▶ EXERCISE INPUTS
>>

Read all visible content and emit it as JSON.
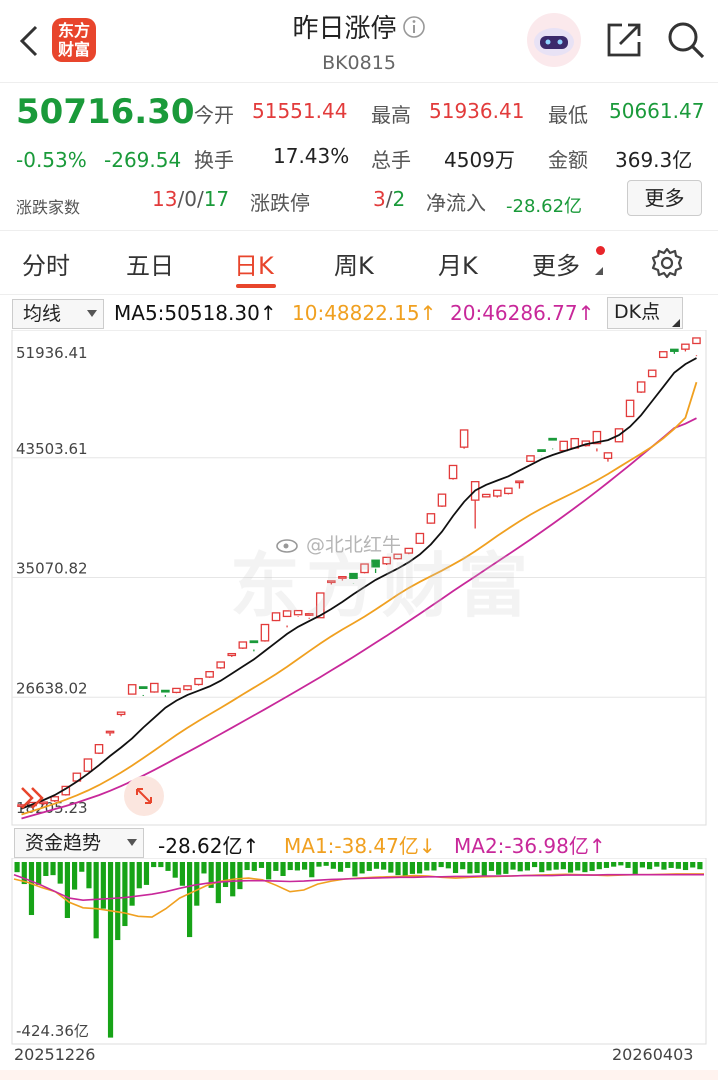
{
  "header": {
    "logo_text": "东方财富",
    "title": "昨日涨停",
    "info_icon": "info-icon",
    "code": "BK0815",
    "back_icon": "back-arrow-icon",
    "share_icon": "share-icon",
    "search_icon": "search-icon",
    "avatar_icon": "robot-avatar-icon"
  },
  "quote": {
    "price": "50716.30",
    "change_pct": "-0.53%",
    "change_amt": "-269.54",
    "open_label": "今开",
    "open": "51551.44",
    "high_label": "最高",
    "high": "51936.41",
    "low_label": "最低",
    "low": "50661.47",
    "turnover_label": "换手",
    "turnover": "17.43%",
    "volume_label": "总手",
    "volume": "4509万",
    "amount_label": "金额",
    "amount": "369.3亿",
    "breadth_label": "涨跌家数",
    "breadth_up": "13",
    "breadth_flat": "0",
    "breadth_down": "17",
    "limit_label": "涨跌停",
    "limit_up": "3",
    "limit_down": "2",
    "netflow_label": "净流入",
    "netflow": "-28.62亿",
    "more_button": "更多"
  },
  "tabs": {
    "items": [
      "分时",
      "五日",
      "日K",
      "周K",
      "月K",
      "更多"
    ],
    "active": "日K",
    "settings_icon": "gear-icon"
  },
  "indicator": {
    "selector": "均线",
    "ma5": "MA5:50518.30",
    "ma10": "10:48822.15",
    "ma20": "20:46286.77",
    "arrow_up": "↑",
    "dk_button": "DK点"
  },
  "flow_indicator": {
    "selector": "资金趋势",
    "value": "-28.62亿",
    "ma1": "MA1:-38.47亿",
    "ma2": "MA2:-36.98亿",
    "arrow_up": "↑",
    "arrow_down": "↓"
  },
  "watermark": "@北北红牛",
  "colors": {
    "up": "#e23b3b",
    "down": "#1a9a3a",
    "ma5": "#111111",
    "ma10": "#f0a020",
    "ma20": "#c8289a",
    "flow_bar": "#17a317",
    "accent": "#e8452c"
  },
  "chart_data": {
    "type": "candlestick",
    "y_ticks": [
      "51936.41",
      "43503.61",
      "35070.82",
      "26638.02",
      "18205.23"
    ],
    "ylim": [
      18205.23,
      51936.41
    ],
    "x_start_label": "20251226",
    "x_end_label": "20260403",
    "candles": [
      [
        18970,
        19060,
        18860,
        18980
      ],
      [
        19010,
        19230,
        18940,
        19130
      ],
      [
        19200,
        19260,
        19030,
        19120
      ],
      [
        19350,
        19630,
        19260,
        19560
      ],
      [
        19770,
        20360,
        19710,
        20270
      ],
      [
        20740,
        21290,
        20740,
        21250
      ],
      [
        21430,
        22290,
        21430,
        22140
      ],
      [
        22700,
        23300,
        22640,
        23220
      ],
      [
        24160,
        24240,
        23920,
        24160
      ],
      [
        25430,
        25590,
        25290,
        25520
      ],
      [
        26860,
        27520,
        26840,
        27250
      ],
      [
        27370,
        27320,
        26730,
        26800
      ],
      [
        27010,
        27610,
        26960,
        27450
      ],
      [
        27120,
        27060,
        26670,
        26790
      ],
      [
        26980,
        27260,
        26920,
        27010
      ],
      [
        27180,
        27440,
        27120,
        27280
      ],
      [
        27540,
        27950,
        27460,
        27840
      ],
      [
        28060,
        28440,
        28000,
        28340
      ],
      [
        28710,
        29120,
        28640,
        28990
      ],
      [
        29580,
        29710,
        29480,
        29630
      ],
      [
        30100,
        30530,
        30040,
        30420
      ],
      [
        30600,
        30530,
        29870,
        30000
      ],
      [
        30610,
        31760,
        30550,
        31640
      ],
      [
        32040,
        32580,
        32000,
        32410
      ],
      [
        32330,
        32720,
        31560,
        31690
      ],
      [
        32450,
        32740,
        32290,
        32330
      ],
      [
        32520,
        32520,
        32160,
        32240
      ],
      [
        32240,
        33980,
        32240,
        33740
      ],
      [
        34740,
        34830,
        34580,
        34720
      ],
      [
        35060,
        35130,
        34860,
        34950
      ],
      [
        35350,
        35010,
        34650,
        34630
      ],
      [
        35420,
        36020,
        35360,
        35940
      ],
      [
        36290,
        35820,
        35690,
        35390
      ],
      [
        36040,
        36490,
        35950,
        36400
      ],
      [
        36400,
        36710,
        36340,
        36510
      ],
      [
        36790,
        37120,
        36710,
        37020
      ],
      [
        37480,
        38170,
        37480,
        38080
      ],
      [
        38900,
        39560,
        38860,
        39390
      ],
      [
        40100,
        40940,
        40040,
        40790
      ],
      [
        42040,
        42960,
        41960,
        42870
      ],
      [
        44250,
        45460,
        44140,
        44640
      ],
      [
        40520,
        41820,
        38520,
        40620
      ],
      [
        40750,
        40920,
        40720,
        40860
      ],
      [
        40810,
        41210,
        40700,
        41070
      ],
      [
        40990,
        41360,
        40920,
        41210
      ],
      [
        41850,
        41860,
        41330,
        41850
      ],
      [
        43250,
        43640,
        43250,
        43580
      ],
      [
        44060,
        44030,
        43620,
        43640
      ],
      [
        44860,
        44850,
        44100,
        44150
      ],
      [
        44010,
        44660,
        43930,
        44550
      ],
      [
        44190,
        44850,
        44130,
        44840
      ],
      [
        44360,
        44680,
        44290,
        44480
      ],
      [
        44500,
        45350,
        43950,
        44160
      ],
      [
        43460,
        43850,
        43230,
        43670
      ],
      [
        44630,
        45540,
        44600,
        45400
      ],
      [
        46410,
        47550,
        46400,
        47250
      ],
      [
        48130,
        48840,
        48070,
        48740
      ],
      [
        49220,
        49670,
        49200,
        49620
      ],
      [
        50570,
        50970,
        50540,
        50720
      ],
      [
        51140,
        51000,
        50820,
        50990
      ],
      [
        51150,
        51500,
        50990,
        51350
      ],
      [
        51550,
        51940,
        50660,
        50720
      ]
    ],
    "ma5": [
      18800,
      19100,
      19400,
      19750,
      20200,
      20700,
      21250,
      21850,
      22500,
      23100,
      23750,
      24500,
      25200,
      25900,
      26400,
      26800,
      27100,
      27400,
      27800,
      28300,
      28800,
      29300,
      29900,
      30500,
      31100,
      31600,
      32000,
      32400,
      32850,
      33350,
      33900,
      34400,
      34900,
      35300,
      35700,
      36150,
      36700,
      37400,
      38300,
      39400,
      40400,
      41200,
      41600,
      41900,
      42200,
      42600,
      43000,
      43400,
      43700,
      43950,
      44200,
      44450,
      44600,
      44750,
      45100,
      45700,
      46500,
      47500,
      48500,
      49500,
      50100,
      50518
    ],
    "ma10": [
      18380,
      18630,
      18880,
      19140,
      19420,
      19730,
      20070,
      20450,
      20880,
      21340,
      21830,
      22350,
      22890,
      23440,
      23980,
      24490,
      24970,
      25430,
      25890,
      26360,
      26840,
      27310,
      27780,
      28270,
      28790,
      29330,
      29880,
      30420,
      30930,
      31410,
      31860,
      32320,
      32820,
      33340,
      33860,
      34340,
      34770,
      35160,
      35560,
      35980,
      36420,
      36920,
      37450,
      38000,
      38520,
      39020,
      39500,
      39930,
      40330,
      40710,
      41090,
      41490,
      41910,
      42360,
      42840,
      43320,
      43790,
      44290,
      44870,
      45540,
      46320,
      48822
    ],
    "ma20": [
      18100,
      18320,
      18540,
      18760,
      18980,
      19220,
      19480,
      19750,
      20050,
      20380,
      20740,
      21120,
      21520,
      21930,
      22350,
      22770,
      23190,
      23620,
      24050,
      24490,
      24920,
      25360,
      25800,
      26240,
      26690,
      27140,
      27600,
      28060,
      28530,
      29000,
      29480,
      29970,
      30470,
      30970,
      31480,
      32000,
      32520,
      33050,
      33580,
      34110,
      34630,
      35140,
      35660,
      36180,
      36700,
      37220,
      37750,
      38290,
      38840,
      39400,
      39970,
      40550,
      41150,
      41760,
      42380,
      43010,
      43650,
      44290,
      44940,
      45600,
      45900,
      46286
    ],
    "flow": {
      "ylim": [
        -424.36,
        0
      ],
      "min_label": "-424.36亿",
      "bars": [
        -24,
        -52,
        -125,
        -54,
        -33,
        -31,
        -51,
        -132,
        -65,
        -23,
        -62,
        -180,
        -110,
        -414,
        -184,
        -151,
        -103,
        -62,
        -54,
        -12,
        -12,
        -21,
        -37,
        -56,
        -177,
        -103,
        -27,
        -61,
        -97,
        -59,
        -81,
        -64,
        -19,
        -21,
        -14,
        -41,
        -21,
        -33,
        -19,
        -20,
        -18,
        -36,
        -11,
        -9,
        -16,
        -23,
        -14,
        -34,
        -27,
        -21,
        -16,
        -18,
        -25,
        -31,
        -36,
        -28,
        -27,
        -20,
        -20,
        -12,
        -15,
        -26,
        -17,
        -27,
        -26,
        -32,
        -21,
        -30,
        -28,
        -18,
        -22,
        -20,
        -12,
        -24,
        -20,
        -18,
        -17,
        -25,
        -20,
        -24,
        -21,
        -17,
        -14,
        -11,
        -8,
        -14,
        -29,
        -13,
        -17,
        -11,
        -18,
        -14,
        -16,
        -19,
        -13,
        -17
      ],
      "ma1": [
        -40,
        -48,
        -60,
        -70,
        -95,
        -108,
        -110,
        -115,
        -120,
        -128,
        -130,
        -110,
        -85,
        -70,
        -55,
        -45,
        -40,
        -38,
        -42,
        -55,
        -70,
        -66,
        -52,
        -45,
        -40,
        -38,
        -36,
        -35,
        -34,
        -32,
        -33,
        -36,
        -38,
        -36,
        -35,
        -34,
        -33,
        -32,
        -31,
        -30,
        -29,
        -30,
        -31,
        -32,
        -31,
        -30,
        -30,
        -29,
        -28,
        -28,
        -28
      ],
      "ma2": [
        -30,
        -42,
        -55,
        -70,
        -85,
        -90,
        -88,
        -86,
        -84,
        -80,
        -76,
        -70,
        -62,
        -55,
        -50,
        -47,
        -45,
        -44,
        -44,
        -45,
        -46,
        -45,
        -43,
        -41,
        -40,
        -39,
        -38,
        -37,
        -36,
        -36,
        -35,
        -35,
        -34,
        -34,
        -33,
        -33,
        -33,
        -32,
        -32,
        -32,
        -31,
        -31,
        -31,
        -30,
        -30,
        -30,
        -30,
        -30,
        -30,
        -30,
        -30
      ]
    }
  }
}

<<
>>

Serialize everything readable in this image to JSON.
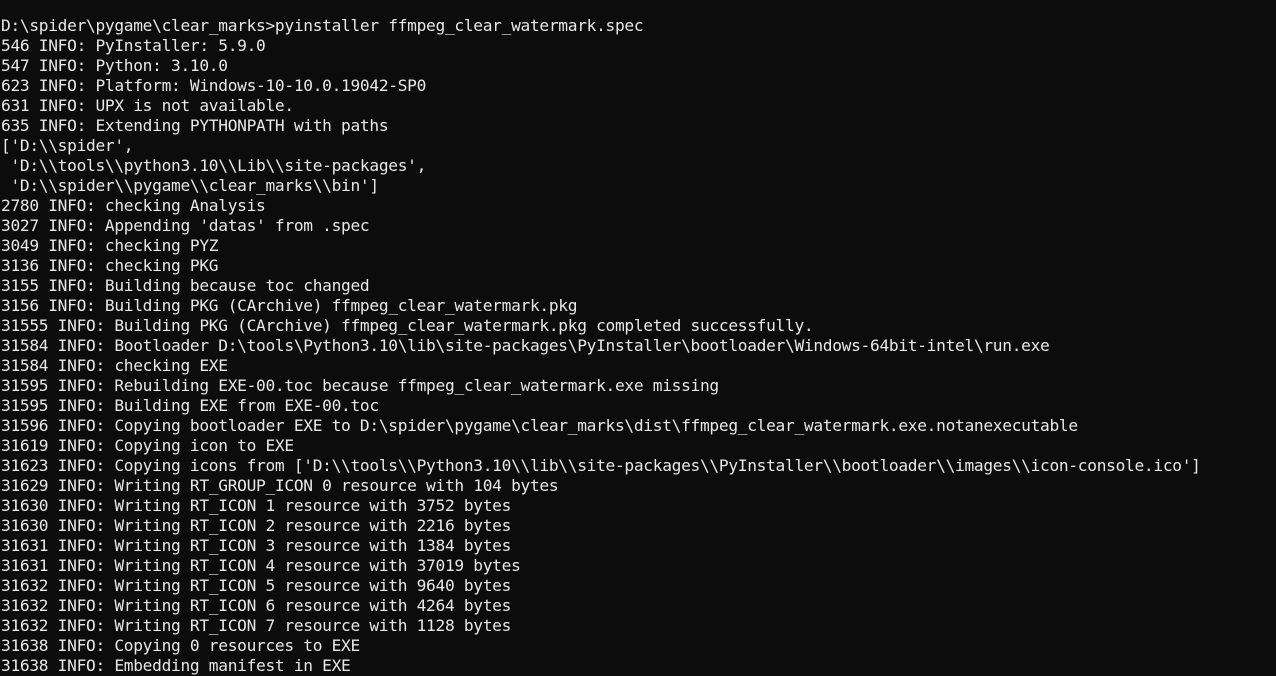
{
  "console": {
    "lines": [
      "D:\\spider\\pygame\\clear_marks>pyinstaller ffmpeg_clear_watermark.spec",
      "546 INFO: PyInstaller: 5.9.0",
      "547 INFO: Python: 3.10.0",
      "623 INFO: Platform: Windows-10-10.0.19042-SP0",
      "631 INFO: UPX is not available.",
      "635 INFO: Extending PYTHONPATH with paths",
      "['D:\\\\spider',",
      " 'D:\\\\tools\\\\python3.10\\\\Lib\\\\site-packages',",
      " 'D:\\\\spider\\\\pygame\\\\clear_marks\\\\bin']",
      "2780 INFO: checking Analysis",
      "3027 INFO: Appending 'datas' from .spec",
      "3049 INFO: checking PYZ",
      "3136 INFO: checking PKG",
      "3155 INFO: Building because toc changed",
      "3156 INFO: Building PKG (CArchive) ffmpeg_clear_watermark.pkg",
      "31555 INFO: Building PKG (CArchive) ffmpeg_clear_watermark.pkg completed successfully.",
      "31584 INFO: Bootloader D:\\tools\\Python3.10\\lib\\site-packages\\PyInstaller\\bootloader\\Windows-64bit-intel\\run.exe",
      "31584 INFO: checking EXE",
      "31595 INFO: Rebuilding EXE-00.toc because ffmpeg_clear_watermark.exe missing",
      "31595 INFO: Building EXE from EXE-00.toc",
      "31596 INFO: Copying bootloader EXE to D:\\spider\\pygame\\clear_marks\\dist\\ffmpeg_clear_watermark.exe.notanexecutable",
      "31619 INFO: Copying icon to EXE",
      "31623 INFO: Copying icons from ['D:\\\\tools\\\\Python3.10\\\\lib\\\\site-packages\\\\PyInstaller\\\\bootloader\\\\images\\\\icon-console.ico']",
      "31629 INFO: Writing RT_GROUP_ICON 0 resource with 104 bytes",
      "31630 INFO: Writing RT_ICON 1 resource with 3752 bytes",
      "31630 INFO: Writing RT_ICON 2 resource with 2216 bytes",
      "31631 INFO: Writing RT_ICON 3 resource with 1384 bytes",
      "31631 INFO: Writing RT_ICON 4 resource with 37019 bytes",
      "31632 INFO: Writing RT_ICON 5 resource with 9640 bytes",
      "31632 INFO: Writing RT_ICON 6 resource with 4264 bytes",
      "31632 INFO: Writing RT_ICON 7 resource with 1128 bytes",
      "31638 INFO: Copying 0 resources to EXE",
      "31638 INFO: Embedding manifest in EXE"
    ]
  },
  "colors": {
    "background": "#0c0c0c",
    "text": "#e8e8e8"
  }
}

<<

▶ REQUIREMENT
Report the number of lines above that contain the word "CArchive", and only that number.

▶ ANSWER TO THIS PROBLEM
2